§ REQUIREMENT
Write out the records word for word, from the start through the line containing "row-label: 维生素E: bbox=[199, 431, 288, 456]", both included.

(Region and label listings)
* BEGIN *
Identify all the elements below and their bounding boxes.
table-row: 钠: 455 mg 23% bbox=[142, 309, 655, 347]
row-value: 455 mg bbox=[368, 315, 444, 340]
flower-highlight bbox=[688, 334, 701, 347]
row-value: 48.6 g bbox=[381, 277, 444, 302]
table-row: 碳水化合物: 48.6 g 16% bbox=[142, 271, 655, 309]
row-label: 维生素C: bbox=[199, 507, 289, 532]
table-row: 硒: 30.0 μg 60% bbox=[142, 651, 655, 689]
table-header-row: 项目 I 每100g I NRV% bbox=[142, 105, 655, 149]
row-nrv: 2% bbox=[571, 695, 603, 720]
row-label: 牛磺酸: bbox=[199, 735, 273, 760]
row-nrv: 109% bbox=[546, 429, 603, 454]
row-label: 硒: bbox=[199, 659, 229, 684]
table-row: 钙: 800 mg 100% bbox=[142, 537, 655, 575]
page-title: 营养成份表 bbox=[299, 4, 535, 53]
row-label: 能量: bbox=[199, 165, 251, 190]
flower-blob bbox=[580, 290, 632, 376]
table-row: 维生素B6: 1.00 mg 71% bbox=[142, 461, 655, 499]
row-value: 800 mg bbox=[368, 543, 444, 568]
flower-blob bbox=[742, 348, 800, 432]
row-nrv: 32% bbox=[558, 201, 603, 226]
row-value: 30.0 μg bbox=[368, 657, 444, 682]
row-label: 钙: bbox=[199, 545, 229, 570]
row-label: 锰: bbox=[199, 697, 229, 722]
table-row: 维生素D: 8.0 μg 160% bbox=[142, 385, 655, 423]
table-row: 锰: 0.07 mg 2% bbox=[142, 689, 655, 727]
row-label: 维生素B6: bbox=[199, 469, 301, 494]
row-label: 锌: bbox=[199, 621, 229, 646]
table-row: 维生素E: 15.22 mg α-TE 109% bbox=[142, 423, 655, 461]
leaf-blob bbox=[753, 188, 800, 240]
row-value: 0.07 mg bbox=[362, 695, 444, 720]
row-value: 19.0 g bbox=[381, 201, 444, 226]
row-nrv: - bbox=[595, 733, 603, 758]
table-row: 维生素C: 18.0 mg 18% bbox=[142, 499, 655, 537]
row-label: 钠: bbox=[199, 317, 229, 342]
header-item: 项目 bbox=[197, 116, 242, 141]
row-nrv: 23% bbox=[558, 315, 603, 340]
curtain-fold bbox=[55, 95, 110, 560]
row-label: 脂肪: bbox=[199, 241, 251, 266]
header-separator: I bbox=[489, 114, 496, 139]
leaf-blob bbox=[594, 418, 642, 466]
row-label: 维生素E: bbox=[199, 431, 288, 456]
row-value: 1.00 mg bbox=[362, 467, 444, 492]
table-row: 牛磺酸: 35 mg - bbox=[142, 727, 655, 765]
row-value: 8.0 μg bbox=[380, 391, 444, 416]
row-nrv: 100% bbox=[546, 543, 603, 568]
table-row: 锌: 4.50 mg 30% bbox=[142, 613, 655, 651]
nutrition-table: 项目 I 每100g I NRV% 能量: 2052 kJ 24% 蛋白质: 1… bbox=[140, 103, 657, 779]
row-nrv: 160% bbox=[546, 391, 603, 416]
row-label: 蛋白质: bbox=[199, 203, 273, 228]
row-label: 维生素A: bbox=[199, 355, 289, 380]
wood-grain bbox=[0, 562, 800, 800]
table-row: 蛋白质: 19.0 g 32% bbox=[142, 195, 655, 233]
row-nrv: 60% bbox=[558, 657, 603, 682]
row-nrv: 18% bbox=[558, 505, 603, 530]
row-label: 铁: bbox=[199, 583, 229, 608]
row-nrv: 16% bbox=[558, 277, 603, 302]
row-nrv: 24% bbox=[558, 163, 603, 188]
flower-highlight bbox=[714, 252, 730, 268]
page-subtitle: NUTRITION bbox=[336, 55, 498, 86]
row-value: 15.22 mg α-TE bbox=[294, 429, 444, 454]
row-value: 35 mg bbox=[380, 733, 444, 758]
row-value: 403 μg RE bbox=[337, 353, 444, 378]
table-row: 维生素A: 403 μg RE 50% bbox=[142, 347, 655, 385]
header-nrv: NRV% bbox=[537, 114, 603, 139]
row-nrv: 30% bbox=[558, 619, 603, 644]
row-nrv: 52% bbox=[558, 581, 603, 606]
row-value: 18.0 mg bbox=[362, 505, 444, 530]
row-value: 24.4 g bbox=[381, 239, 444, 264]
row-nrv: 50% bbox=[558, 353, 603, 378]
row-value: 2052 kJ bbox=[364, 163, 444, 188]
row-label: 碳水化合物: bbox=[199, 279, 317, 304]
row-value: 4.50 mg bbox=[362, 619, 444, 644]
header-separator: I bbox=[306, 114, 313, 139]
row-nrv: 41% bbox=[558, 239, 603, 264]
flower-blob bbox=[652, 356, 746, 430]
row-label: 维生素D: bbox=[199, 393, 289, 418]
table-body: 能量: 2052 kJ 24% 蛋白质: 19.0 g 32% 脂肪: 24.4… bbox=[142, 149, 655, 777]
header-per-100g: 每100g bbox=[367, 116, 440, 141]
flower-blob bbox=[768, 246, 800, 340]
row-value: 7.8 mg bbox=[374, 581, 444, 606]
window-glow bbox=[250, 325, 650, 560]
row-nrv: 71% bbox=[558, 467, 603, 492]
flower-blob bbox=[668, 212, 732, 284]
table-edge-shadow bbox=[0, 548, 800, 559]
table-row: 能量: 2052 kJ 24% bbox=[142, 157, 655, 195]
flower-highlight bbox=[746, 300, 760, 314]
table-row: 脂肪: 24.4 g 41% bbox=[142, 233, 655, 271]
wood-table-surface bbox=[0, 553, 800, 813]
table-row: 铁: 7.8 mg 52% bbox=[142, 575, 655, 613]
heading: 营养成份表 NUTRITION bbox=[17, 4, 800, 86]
* END *
§ COMPLETED EXERCISE
Identify all the elements below and their bounding boxes.
table-row: 钠: 455 mg 23% bbox=[142, 309, 655, 347]
row-value: 455 mg bbox=[368, 315, 444, 340]
flower-highlight bbox=[688, 334, 701, 347]
row-value: 48.6 g bbox=[381, 277, 444, 302]
table-row: 碳水化合物: 48.6 g 16% bbox=[142, 271, 655, 309]
row-label: 维生素C: bbox=[199, 507, 289, 532]
table-row: 硒: 30.0 μg 60% bbox=[142, 651, 655, 689]
table-header-row: 项目 I 每100g I NRV% bbox=[142, 105, 655, 149]
row-nrv: 2% bbox=[571, 695, 603, 720]
row-label: 牛磺酸: bbox=[199, 735, 273, 760]
row-nrv: 109% bbox=[546, 429, 603, 454]
row-label: 硒: bbox=[199, 659, 229, 684]
table-row: 钙: 800 mg 100% bbox=[142, 537, 655, 575]
page-title: 营养成份表 bbox=[299, 4, 535, 53]
row-label: 能量: bbox=[199, 165, 251, 190]
flower-blob bbox=[580, 290, 632, 376]
table-row: 维生素B6: 1.00 mg 71% bbox=[142, 461, 655, 499]
row-value: 800 mg bbox=[368, 543, 444, 568]
flower-blob bbox=[742, 348, 800, 432]
row-nrv: 32% bbox=[558, 201, 603, 226]
row-value: 30.0 μg bbox=[368, 657, 444, 682]
row-label: 钙: bbox=[199, 545, 229, 570]
row-label: 锰: bbox=[199, 697, 229, 722]
table-row: 维生素D: 8.0 μg 160% bbox=[142, 385, 655, 423]
table-row: 锰: 0.07 mg 2% bbox=[142, 689, 655, 727]
row-label: 维生素B6: bbox=[199, 469, 301, 494]
row-label: 锌: bbox=[199, 621, 229, 646]
table-row: 维生素E: 15.22 mg α-TE 109% bbox=[142, 423, 655, 461]
leaf-blob bbox=[753, 188, 800, 240]
row-value: 0.07 mg bbox=[362, 695, 444, 720]
row-value: 19.0 g bbox=[381, 201, 444, 226]
row-nrv: - bbox=[595, 733, 603, 758]
table-row: 维生素C: 18.0 mg 18% bbox=[142, 499, 655, 537]
row-label: 钠: bbox=[199, 317, 229, 342]
header-item: 项目 bbox=[197, 116, 242, 141]
row-nrv: 23% bbox=[558, 315, 603, 340]
curtain-fold bbox=[55, 95, 110, 560]
row-label: 脂肪: bbox=[199, 241, 251, 266]
header-separator: I bbox=[489, 114, 496, 139]
leaf-blob bbox=[594, 418, 642, 466]
row-label: 维生素E: bbox=[199, 431, 288, 456]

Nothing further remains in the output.